### WHAT IS EXPECTED
Every record must be transcribed in its entirety, apart from the images, which are to be omitted.
==== RECORD LIST ====
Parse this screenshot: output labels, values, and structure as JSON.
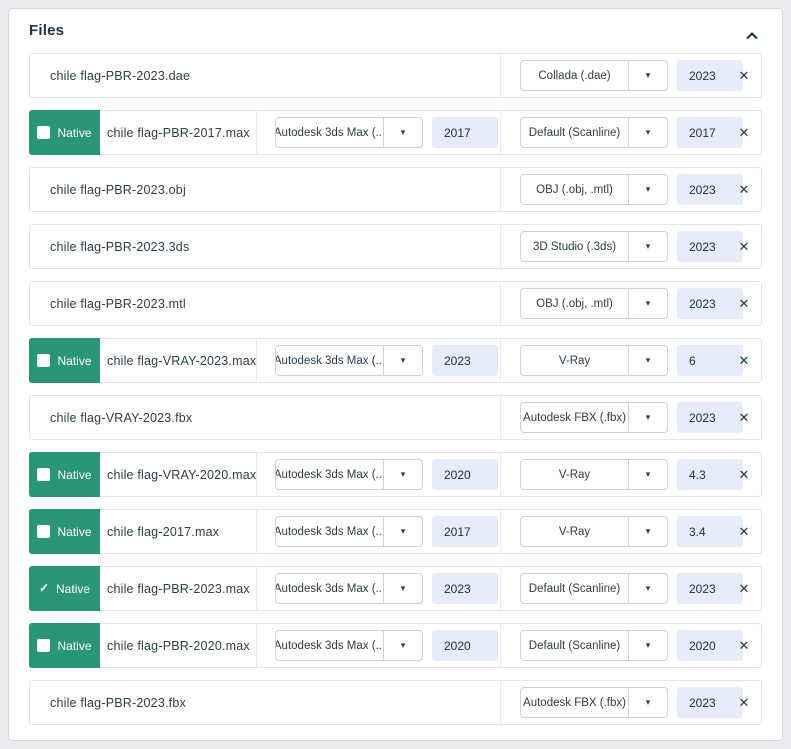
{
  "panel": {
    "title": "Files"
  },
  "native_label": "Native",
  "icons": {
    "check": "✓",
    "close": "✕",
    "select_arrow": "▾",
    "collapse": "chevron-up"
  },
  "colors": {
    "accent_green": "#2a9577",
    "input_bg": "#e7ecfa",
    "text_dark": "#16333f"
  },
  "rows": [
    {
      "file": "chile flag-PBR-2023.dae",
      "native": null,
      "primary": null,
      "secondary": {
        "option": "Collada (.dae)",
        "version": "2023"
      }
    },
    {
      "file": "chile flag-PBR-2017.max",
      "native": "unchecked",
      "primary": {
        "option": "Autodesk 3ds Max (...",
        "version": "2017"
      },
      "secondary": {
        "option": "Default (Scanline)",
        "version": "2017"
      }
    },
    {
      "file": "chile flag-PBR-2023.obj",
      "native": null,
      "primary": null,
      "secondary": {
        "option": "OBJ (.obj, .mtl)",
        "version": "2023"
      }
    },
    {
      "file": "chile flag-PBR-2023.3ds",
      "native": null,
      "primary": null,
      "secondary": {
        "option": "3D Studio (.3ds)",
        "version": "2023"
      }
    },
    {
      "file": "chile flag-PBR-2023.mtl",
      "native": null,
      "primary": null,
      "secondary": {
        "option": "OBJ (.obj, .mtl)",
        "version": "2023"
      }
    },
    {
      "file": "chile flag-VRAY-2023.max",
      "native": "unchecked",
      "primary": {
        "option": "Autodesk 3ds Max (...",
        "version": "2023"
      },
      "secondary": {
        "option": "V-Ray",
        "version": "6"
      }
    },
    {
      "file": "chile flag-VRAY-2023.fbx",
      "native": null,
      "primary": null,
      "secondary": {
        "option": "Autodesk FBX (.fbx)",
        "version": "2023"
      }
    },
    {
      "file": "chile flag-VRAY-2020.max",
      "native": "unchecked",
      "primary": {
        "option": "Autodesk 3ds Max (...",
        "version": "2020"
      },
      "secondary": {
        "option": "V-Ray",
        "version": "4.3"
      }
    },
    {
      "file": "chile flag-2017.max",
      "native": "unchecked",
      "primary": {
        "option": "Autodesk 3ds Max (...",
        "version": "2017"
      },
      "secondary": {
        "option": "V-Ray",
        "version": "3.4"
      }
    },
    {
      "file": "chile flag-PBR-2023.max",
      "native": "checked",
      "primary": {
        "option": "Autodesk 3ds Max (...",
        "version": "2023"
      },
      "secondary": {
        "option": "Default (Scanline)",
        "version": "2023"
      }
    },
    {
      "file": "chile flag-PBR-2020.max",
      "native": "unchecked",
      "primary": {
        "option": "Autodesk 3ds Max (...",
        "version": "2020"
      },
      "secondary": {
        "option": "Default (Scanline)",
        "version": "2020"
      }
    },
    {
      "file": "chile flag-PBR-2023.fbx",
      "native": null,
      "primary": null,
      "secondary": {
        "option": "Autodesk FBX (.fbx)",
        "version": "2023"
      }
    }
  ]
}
====
### COMPLETE OUTPUT
Parse this screenshot: output labels, values, and structure as JSON.
{
  "panel": {
    "title": "Files"
  },
  "native_label": "Native",
  "icons": {
    "check": "✓",
    "close": "✕",
    "select_arrow": "▾",
    "collapse": "chevron-up"
  },
  "colors": {
    "accent_green": "#2a9577",
    "input_bg": "#e7ecfa",
    "text_dark": "#16333f"
  },
  "rows": [
    {
      "file": "chile flag-PBR-2023.dae",
      "native": null,
      "primary": null,
      "secondary": {
        "option": "Collada (.dae)",
        "version": "2023"
      }
    },
    {
      "file": "chile flag-PBR-2017.max",
      "native": "unchecked",
      "primary": {
        "option": "Autodesk 3ds Max (...",
        "version": "2017"
      },
      "secondary": {
        "option": "Default (Scanline)",
        "version": "2017"
      }
    },
    {
      "file": "chile flag-PBR-2023.obj",
      "native": null,
      "primary": null,
      "secondary": {
        "option": "OBJ (.obj, .mtl)",
        "version": "2023"
      }
    },
    {
      "file": "chile flag-PBR-2023.3ds",
      "native": null,
      "primary": null,
      "secondary": {
        "option": "3D Studio (.3ds)",
        "version": "2023"
      }
    },
    {
      "file": "chile flag-PBR-2023.mtl",
      "native": null,
      "primary": null,
      "secondary": {
        "option": "OBJ (.obj, .mtl)",
        "version": "2023"
      }
    },
    {
      "file": "chile flag-VRAY-2023.max",
      "native": "unchecked",
      "primary": {
        "option": "Autodesk 3ds Max (...",
        "version": "2023"
      },
      "secondary": {
        "option": "V-Ray",
        "version": "6"
      }
    },
    {
      "file": "chile flag-VRAY-2023.fbx",
      "native": null,
      "primary": null,
      "secondary": {
        "option": "Autodesk FBX (.fbx)",
        "version": "2023"
      }
    },
    {
      "file": "chile flag-VRAY-2020.max",
      "native": "unchecked",
      "primary": {
        "option": "Autodesk 3ds Max (...",
        "version": "2020"
      },
      "secondary": {
        "option": "V-Ray",
        "version": "4.3"
      }
    },
    {
      "file": "chile flag-2017.max",
      "native": "unchecked",
      "primary": {
        "option": "Autodesk 3ds Max (...",
        "version": "2017"
      },
      "secondary": {
        "option": "V-Ray",
        "version": "3.4"
      }
    },
    {
      "file": "chile flag-PBR-2023.max",
      "native": "checked",
      "primary": {
        "option": "Autodesk 3ds Max (...",
        "version": "2023"
      },
      "secondary": {
        "option": "Default (Scanline)",
        "version": "2023"
      }
    },
    {
      "file": "chile flag-PBR-2020.max",
      "native": "unchecked",
      "primary": {
        "option": "Autodesk 3ds Max (...",
        "version": "2020"
      },
      "secondary": {
        "option": "Default (Scanline)",
        "version": "2020"
      }
    },
    {
      "file": "chile flag-PBR-2023.fbx",
      "native": null,
      "primary": null,
      "secondary": {
        "option": "Autodesk FBX (.fbx)",
        "version": "2023"
      }
    }
  ]
}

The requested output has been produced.